►

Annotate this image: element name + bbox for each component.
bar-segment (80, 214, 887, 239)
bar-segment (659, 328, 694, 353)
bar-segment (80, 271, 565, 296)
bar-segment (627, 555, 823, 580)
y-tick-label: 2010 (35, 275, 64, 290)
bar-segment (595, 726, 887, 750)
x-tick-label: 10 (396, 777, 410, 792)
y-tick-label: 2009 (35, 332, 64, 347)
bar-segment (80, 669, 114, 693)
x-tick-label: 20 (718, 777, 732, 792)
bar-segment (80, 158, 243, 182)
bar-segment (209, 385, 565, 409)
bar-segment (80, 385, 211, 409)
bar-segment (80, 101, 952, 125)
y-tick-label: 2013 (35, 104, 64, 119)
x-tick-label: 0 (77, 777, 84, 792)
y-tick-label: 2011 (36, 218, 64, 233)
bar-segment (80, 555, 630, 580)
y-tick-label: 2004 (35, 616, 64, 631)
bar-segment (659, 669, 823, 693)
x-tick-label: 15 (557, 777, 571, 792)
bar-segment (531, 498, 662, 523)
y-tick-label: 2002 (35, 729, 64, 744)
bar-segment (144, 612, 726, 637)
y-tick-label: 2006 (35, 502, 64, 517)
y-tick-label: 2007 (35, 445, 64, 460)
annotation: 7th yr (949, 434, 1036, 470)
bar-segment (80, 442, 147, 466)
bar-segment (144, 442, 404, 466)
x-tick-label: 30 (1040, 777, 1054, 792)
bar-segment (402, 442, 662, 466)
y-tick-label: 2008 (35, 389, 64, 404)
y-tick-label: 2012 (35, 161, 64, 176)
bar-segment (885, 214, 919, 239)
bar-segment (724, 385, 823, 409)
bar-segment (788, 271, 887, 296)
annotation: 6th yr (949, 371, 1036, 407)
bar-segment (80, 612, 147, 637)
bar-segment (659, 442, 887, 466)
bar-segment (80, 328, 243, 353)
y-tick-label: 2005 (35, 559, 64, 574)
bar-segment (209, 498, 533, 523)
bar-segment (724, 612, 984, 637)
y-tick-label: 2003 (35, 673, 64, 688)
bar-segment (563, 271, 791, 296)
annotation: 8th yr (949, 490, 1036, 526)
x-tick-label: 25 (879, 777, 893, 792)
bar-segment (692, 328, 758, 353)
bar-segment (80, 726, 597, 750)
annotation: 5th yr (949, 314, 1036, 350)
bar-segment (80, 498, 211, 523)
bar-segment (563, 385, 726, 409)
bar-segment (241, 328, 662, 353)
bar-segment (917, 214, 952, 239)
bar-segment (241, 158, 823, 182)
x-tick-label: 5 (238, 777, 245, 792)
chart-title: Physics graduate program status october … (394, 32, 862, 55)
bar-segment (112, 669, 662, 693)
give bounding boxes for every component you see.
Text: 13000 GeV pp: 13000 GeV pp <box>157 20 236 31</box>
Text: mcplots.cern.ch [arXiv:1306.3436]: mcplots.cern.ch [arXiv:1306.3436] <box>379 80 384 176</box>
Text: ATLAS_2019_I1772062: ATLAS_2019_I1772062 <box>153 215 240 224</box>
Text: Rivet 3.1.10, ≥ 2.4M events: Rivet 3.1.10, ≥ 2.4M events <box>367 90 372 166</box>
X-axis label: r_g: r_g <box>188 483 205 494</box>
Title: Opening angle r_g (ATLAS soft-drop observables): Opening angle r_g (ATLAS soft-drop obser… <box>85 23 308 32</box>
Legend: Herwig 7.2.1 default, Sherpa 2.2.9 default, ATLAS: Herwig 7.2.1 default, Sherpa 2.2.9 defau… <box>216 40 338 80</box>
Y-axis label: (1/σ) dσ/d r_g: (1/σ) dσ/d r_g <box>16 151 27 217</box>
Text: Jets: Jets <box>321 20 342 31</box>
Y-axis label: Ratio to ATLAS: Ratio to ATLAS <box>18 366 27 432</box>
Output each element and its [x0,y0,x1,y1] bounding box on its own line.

◄
►

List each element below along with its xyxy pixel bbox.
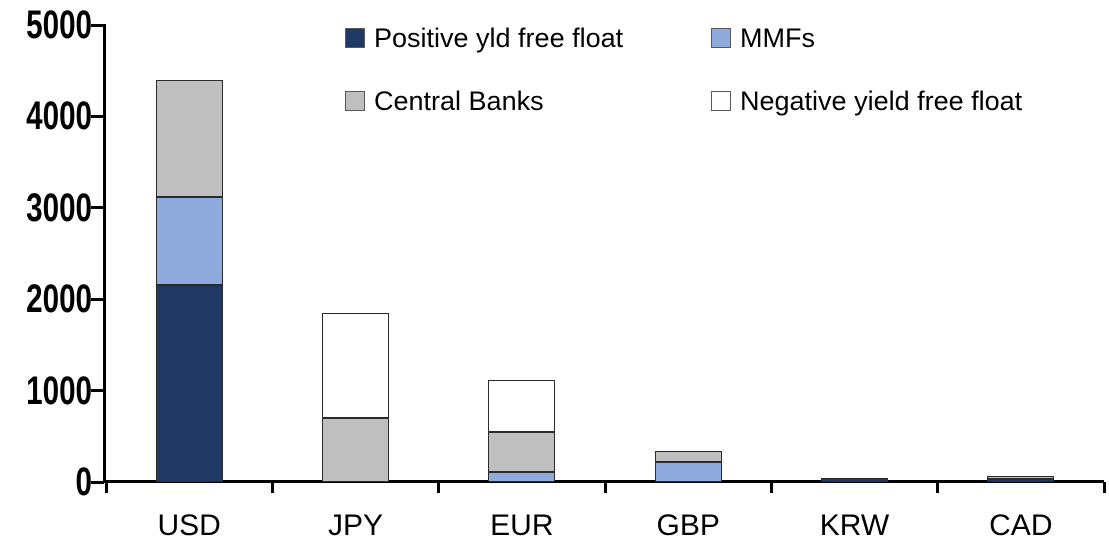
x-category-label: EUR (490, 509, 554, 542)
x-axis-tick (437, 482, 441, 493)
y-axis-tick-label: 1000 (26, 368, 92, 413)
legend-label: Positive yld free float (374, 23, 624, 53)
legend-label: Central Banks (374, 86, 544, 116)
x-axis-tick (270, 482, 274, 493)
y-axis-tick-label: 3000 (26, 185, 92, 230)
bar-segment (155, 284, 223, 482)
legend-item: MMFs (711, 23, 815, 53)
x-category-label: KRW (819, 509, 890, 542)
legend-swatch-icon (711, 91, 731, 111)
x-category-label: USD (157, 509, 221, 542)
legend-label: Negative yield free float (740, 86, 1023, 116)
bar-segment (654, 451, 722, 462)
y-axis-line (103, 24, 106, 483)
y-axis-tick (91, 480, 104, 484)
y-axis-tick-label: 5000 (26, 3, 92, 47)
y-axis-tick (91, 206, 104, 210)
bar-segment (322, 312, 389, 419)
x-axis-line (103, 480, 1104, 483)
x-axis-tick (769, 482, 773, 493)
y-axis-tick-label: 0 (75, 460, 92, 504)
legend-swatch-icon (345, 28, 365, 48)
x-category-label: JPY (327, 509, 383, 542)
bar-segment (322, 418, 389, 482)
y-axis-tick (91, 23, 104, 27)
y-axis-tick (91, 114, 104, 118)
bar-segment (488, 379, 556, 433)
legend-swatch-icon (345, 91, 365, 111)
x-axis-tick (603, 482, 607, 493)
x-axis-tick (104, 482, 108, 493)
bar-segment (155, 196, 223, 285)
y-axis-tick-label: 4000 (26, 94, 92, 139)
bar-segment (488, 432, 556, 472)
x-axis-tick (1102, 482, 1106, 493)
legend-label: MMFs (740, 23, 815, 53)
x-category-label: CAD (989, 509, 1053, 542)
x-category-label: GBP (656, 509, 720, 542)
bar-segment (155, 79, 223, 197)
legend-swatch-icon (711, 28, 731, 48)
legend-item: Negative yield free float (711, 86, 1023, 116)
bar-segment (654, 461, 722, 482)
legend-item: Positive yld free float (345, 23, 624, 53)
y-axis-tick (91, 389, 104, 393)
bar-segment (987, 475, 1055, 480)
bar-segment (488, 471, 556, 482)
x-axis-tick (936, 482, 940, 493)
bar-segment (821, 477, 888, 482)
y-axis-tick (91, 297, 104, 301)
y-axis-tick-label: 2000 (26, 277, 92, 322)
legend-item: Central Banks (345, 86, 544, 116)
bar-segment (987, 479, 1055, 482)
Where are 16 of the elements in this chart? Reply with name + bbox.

◄
►

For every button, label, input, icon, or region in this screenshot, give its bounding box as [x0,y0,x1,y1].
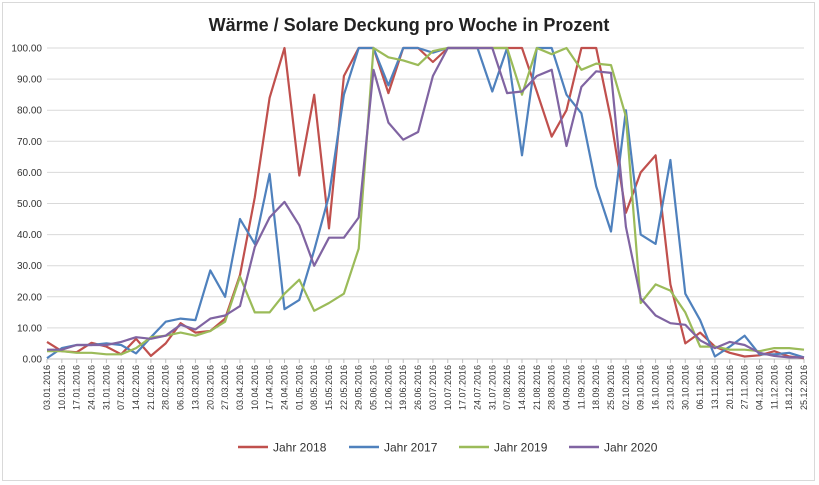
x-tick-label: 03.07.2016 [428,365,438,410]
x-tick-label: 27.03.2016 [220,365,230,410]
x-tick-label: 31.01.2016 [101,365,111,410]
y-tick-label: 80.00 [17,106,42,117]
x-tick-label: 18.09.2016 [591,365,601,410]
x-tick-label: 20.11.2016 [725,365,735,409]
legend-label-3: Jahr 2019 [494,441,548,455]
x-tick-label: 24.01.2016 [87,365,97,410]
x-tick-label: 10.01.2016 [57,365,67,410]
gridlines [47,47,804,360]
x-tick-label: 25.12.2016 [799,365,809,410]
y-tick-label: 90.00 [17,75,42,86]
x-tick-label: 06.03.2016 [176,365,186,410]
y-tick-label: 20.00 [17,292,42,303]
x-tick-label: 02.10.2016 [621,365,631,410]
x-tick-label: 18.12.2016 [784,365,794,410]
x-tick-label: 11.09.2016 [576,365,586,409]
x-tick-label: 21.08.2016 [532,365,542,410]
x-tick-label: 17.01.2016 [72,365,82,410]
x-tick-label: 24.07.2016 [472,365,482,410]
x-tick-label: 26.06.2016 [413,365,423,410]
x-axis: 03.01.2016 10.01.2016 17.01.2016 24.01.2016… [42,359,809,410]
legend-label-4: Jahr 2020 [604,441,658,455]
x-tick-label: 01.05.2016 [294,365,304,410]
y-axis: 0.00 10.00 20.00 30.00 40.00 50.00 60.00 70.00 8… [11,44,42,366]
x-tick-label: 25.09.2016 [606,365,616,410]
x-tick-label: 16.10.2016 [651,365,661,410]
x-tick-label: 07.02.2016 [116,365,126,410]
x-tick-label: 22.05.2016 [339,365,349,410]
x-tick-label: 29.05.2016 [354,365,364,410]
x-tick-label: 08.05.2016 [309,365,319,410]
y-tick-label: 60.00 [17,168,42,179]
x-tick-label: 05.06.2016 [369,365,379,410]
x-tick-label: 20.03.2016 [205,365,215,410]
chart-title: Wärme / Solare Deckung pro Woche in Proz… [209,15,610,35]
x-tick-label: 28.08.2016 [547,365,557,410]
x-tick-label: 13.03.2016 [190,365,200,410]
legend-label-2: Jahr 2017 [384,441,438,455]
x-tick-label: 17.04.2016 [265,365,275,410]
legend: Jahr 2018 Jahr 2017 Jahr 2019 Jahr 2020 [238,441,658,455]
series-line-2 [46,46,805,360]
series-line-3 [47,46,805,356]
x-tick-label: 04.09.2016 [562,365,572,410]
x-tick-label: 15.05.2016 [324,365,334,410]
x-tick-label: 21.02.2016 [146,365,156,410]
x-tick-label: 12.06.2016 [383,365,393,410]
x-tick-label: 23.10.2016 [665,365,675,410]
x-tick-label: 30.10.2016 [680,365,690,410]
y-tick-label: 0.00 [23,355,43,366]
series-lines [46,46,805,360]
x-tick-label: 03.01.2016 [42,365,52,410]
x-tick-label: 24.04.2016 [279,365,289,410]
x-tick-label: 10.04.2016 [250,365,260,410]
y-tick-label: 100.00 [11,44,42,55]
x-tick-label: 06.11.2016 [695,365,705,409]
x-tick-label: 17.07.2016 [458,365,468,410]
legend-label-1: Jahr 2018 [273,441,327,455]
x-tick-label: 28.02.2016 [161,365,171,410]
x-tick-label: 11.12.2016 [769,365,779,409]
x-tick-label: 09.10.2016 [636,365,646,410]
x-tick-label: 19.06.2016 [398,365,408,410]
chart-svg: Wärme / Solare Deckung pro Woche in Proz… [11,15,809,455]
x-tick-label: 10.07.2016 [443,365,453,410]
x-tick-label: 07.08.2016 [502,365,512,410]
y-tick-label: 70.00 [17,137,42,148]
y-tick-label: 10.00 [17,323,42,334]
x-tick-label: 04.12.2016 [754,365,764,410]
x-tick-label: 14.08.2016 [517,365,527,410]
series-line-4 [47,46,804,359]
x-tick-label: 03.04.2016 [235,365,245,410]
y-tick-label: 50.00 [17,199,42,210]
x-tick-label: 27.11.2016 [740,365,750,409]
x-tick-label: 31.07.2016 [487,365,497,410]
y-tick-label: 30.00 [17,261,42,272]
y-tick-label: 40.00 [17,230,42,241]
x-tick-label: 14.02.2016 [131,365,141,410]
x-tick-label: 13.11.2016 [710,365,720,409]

◄

#### SHORT EXERCISE
Copy verbatim every line from the one containing "x-tick-label: 03.07.2016 [428,365,438,410]" to the one containing "x-tick-label: 24.01.2016 [87,365,97,410]", including both of those lines.

#### RESPONSE TO THE TASK
x-tick-label: 03.07.2016 [428,365,438,410]
x-tick-label: 27.03.2016 [220,365,230,410]
x-tick-label: 31.01.2016 [101,365,111,410]
y-tick-label: 80.00 [17,106,42,117]
x-tick-label: 18.09.2016 [591,365,601,410]
x-tick-label: 20.11.2016 [725,365,735,409]
legend-label-3: Jahr 2019 [494,441,548,455]
x-tick-label: 24.01.2016 [87,365,97,410]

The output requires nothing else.